**Aim:**
Tally the lines containing the word "กรรมการและผ" and give the total alone.

**Data listing:**
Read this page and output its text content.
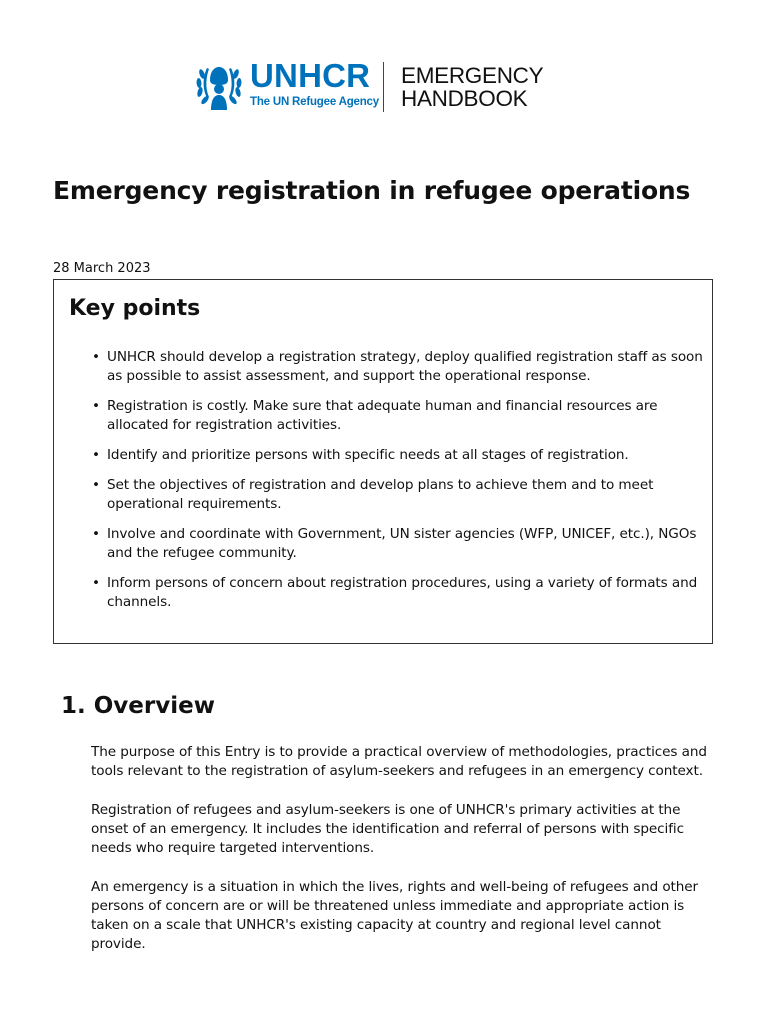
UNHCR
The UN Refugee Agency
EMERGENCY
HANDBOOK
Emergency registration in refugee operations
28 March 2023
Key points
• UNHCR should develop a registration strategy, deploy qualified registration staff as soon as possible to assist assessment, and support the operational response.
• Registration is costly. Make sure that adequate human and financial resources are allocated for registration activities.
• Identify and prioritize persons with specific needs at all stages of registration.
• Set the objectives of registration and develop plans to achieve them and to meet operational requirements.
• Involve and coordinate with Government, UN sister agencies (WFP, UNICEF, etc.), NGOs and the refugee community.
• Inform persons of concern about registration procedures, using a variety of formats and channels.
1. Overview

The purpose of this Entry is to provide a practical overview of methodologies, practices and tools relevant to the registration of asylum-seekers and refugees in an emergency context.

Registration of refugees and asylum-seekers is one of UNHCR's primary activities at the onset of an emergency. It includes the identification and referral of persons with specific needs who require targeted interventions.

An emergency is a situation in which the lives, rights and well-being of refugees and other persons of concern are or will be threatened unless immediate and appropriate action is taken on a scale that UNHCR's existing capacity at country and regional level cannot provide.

---

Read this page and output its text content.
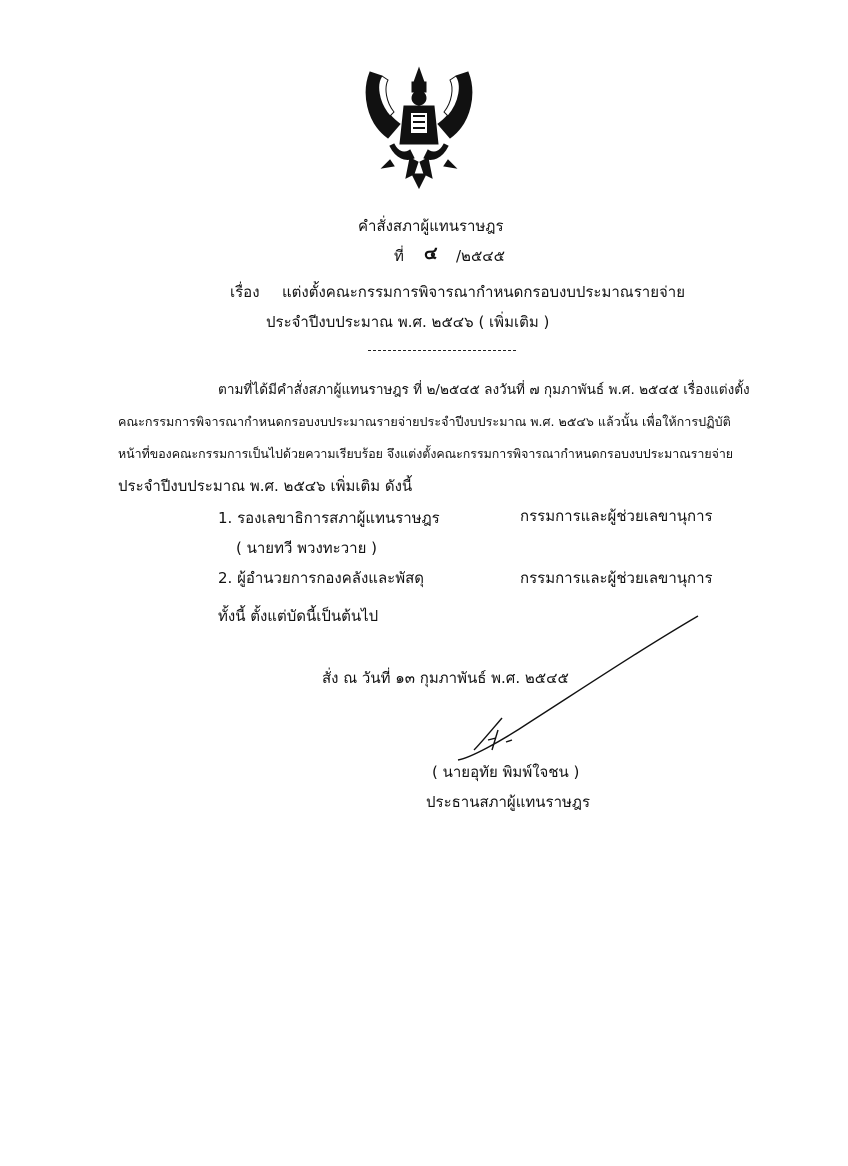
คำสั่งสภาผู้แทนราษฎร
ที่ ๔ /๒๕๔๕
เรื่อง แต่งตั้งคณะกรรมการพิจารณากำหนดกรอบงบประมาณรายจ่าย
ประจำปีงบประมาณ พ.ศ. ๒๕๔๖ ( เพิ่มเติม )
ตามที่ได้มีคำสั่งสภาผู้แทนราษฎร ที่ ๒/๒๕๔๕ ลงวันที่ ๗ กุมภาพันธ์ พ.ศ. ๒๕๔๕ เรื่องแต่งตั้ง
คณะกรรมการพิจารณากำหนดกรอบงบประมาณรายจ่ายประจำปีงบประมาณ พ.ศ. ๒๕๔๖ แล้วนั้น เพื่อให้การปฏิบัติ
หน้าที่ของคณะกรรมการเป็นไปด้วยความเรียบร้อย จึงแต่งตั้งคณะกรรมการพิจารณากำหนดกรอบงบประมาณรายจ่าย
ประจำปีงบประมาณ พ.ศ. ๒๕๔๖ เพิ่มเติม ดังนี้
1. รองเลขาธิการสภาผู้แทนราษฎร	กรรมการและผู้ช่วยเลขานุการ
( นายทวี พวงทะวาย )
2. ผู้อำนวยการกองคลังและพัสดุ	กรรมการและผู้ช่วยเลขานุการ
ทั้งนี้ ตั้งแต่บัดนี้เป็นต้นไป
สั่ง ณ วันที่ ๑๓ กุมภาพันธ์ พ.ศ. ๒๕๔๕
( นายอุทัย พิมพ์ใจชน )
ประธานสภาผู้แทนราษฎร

**Solution to this task:**
2